**Exercise task:** Drop the images; return everything else in the listing below exactly.

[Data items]

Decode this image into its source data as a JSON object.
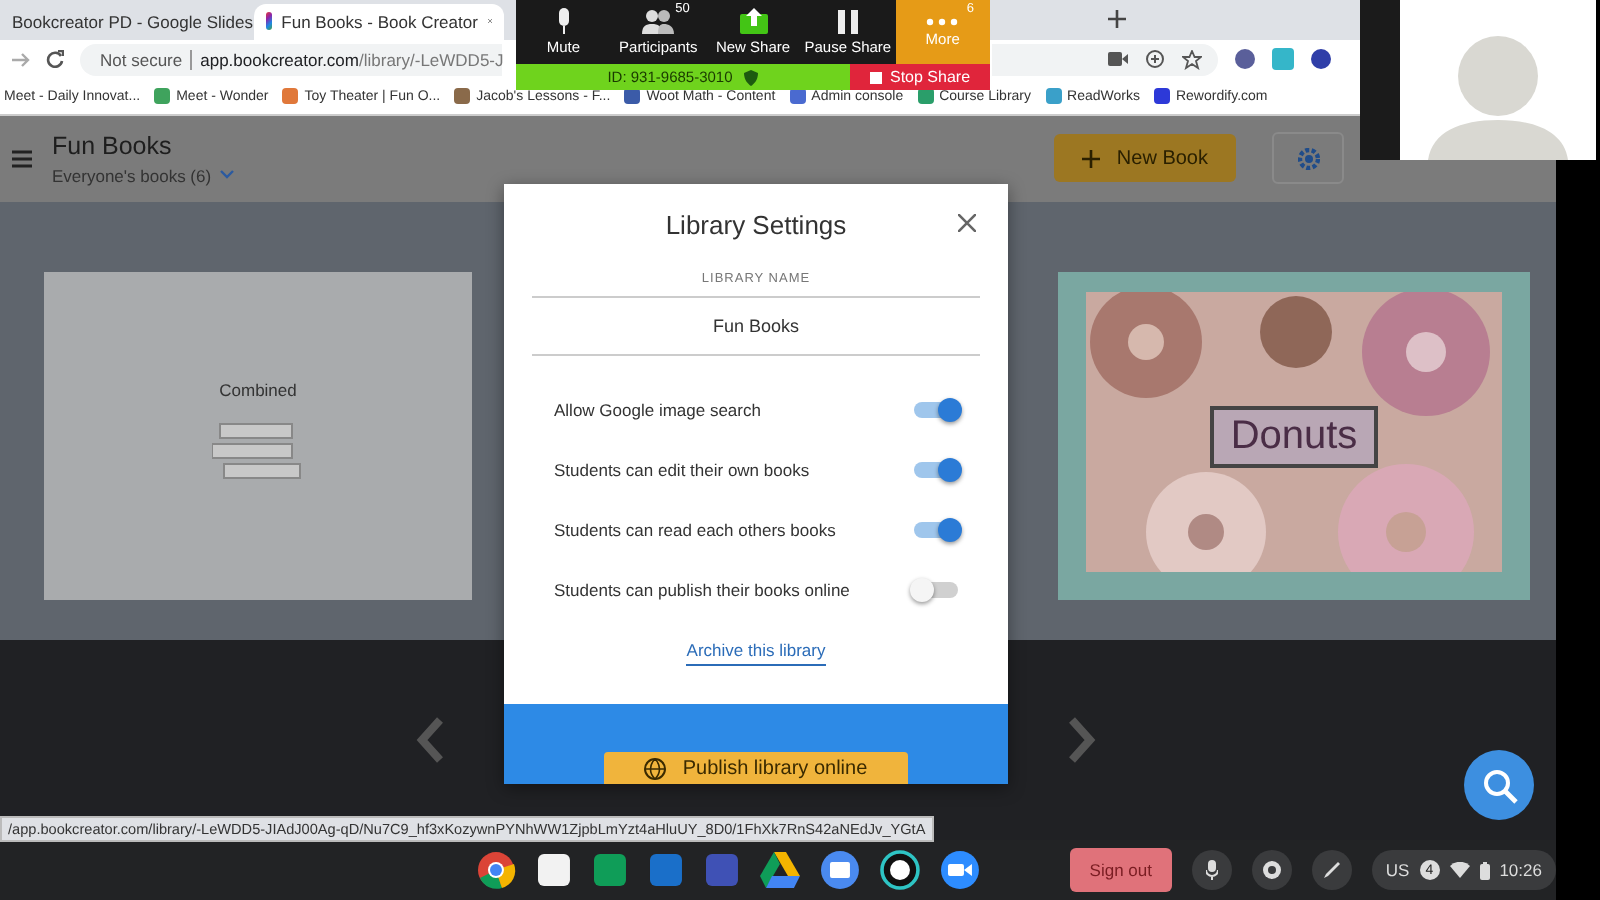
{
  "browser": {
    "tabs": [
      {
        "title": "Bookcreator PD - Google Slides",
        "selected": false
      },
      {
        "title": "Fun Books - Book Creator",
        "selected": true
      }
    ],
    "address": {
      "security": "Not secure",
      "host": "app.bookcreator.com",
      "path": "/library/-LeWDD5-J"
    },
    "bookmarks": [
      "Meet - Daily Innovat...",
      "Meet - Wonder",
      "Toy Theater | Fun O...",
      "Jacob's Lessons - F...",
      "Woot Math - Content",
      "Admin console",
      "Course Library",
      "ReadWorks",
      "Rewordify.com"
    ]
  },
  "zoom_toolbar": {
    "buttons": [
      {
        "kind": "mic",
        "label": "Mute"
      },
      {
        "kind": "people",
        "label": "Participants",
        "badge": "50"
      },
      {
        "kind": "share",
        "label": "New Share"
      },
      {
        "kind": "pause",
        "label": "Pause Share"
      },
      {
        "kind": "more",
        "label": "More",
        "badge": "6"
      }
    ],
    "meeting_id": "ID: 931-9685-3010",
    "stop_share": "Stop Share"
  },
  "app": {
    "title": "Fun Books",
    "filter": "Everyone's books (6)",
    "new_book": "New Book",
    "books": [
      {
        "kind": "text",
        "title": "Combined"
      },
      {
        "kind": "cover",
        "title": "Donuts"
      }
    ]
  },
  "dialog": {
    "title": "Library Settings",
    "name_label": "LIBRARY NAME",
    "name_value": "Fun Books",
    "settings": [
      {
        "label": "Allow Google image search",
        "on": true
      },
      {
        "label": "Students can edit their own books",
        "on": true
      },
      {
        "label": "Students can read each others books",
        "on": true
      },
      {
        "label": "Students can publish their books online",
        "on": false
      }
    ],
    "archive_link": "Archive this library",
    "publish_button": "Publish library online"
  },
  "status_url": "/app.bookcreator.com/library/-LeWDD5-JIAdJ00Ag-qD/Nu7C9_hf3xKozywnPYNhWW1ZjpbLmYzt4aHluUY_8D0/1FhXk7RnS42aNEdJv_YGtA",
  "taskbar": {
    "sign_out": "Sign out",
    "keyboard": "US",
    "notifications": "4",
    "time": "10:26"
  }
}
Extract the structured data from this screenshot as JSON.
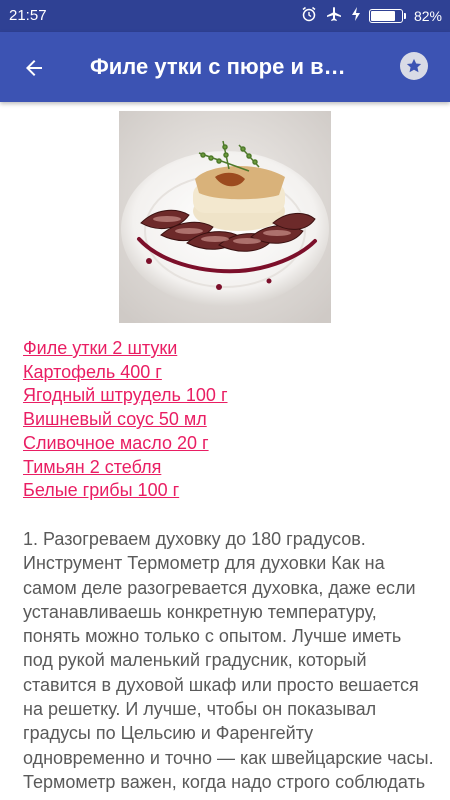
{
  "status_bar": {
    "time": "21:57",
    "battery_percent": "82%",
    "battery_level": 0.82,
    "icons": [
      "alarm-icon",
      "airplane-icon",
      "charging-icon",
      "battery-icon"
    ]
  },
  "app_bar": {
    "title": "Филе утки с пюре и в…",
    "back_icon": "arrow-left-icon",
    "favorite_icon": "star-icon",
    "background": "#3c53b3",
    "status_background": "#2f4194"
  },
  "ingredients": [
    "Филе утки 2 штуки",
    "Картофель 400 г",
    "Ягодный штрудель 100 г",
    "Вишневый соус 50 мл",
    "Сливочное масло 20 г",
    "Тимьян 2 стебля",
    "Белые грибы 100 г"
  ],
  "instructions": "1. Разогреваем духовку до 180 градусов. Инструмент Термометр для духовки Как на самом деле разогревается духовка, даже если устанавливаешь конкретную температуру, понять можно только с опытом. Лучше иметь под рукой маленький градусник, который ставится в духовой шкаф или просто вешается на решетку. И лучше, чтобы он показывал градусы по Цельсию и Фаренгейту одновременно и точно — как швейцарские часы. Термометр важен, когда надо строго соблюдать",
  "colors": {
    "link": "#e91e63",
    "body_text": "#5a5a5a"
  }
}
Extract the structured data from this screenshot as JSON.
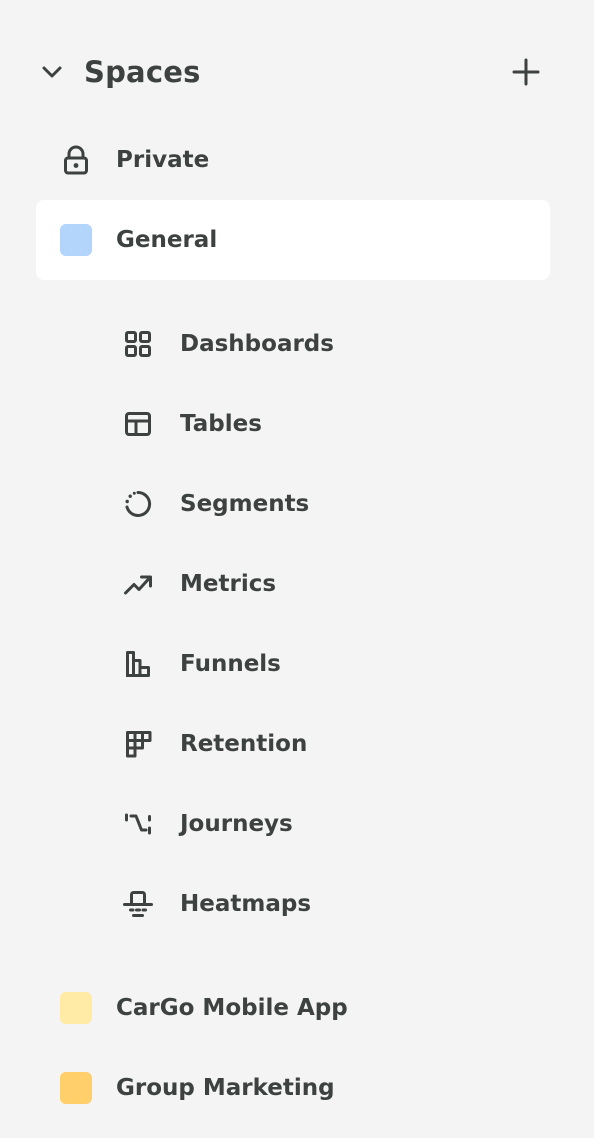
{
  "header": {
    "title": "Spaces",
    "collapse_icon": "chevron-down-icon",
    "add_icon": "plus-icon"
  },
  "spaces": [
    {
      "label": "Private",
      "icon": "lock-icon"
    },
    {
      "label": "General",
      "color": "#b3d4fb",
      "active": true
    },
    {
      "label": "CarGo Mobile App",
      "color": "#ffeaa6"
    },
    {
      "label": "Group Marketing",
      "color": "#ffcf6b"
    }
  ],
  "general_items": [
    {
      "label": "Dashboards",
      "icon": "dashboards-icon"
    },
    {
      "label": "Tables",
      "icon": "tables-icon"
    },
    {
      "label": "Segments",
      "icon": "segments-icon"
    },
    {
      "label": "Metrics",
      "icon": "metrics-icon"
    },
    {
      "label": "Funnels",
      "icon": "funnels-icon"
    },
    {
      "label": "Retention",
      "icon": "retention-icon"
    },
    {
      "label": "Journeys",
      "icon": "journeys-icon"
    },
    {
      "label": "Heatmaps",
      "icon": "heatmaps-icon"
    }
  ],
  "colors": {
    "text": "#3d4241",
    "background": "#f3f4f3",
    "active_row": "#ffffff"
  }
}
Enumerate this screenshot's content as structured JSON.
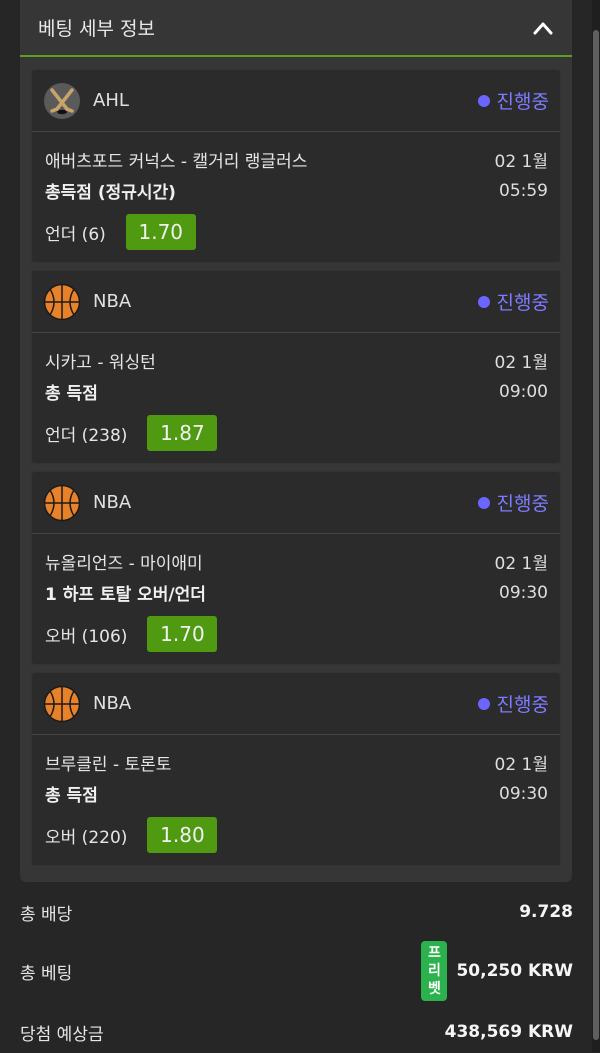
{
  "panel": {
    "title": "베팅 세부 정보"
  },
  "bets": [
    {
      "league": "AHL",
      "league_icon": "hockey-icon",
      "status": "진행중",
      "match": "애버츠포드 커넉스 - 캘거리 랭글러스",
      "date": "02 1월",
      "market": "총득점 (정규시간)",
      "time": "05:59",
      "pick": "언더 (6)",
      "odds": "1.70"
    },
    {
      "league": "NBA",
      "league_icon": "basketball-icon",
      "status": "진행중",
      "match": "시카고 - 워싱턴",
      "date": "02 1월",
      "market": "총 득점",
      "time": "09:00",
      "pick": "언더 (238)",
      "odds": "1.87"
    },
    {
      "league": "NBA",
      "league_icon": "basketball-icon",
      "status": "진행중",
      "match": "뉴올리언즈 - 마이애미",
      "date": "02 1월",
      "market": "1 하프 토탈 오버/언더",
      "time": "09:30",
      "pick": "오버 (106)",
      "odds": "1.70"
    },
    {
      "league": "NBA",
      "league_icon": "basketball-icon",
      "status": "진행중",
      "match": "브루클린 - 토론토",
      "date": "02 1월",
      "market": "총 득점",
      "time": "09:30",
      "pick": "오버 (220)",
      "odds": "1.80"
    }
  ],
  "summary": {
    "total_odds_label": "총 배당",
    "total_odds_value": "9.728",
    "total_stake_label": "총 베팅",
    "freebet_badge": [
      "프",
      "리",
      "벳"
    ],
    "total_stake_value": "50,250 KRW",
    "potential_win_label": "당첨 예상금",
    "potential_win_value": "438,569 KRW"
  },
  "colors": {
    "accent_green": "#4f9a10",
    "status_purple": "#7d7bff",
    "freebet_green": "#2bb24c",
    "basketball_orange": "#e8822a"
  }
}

**Response to the exercise:**
Decode this image into its source data as a JSON object.
{
  "browser": {
    "tabs": [
      {
        "title": "Bookcreator PD - Google Slides",
        "selected": false
      },
      {
        "title": "Fun Books - Book Creator",
        "selected": true
      }
    ],
    "address": {
      "security": "Not secure",
      "host": "app.bookcreator.com",
      "path": "/library/-LeWDD5-J"
    },
    "bookmarks": [
      "Meet - Daily Innovat...",
      "Meet - Wonder",
      "Toy Theater | Fun O...",
      "Jacob's Lessons - F...",
      "Woot Math - Content",
      "Admin console",
      "Course Library",
      "ReadWorks",
      "Rewordify.com"
    ]
  },
  "zoom_toolbar": {
    "buttons": [
      {
        "kind": "mic",
        "label": "Mute"
      },
      {
        "kind": "people",
        "label": "Participants",
        "badge": "50"
      },
      {
        "kind": "share",
        "label": "New Share"
      },
      {
        "kind": "pause",
        "label": "Pause Share"
      },
      {
        "kind": "more",
        "label": "More",
        "badge": "6"
      }
    ],
    "meeting_id": "ID: 931-9685-3010",
    "stop_share": "Stop Share"
  },
  "app": {
    "title": "Fun Books",
    "filter": "Everyone's books (6)",
    "new_book": "New Book",
    "books": [
      {
        "kind": "text",
        "title": "Combined"
      },
      {
        "kind": "cover",
        "title": "Donuts"
      }
    ]
  },
  "dialog": {
    "title": "Library Settings",
    "name_label": "LIBRARY NAME",
    "name_value": "Fun Books",
    "settings": [
      {
        "label": "Allow Google image search",
        "on": true
      },
      {
        "label": "Students can edit their own books",
        "on": true
      },
      {
        "label": "Students can read each others books",
        "on": true
      },
      {
        "label": "Students can publish their books online",
        "on": false
      }
    ],
    "archive_link": "Archive this library",
    "publish_button": "Publish library online"
  },
  "status_url": "/app.bookcreator.com/library/-LeWDD5-JIAdJ00Ag-qD/Nu7C9_hf3xKozywnPYNhWW1ZjpbLmYzt4aHluUY_8D0/1FhXk7RnS42aNEdJv_YGtA",
  "taskbar": {
    "sign_out": "Sign out",
    "keyboard": "US",
    "notifications": "4",
    "time": "10:26"
  }
}
Extract the structured data from this screenshot as JSON.
{
  "status_bar": {
    "time": "21:57",
    "battery_percent": "82%",
    "battery_level": 0.82,
    "icons": [
      "alarm-icon",
      "airplane-icon",
      "charging-icon",
      "battery-icon"
    ]
  },
  "app_bar": {
    "title": "Филе утки с пюре и в…",
    "back_icon": "arrow-left-icon",
    "favorite_icon": "star-icon",
    "background": "#3c53b3",
    "status_background": "#2f4194"
  },
  "ingredients": [
    "Филе утки 2 штуки",
    "Картофель 400 г",
    "Ягодный штрудель 100 г",
    "Вишневый соус 50 мл",
    "Сливочное масло 20 г",
    "Тимьян 2 стебля",
    "Белые грибы 100 г"
  ],
  "instructions": "1. Разогреваем духовку до 180 градусов. Инструмент Термометр для духовки Как на самом деле разогревается духовка, даже если устанавливаешь конкретную температуру, понять можно только с опытом. Лучше иметь под рукой маленький градусник, который ставится в духовой шкаф или просто вешается на решетку. И лучше, чтобы он показывал градусы по Цельсию и Фаренгейту одновременно и точно — как швейцарские часы. Термометр важен, когда надо строго соблюдать",
  "colors": {
    "link": "#e91e63",
    "body_text": "#5a5a5a"
  }
}
Extract the structured data from this screenshot as JSON.
{
  "header": {
    "title": "Spaces",
    "collapse_icon": "chevron-down-icon",
    "add_icon": "plus-icon"
  },
  "spaces": [
    {
      "label": "Private",
      "icon": "lock-icon"
    },
    {
      "label": "General",
      "color": "#b3d4fb",
      "active": true
    },
    {
      "label": "CarGo Mobile App",
      "color": "#ffeaa6"
    },
    {
      "label": "Group Marketing",
      "color": "#ffcf6b"
    }
  ],
  "general_items": [
    {
      "label": "Dashboards",
      "icon": "dashboards-icon"
    },
    {
      "label": "Tables",
      "icon": "tables-icon"
    },
    {
      "label": "Segments",
      "icon": "segments-icon"
    },
    {
      "label": "Metrics",
      "icon": "metrics-icon"
    },
    {
      "label": "Funnels",
      "icon": "funnels-icon"
    },
    {
      "label": "Retention",
      "icon": "retention-icon"
    },
    {
      "label": "Journeys",
      "icon": "journeys-icon"
    },
    {
      "label": "Heatmaps",
      "icon": "heatmaps-icon"
    }
  ],
  "colors": {
    "text": "#3d4241",
    "background": "#f3f4f3",
    "active_row": "#ffffff"
  }
}
Enumerate this screenshot's content as structured JSON.
{
  "panel": {
    "title": "베팅 세부 정보"
  },
  "bets": [
    {
      "league": "AHL",
      "league_icon": "hockey-icon",
      "status": "진행중",
      "match": "애버츠포드 커넉스 - 캘거리 랭글러스",
      "date": "02 1월",
      "market": "총득점 (정규시간)",
      "time": "05:59",
      "pick": "언더 (6)",
      "odds": "1.70"
    },
    {
      "league": "NBA",
      "league_icon": "basketball-icon",
      "status": "진행중",
      "match": "시카고 - 워싱턴",
      "date": "02 1월",
      "market": "총 득점",
      "time": "09:00",
      "pick": "언더 (238)",
      "odds": "1.87"
    },
    {
      "league": "NBA",
      "league_icon": "basketball-icon",
      "status": "진행중",
      "match": "뉴올리언즈 - 마이애미",
      "date": "02 1월",
      "market": "1 하프 토탈 오버/언더",
      "time": "09:30",
      "pick": "오버 (106)",
      "odds": "1.70"
    },
    {
      "league": "NBA",
      "league_icon": "basketball-icon",
      "status": "진행중",
      "match": "브루클린 - 토론토",
      "date": "02 1월",
      "market": "총 득점",
      "time": "09:30",
      "pick": "오버 (220)",
      "odds": "1.80"
    }
  ],
  "summary": {
    "total_odds_label": "총 배당",
    "total_odds_value": "9.728",
    "total_stake_label": "총 베팅",
    "freebet_badge": [
      "프",
      "리",
      "벳"
    ],
    "total_stake_value": "50,250 KRW",
    "potential_win_label": "당첨 예상금",
    "potential_win_value": "438,569 KRW"
  },
  "colors": {
    "accent_green": "#4f9a10",
    "status_purple": "#7d7bff",
    "freebet_green": "#2bb24c",
    "basketball_orange": "#e8822a"
  }
}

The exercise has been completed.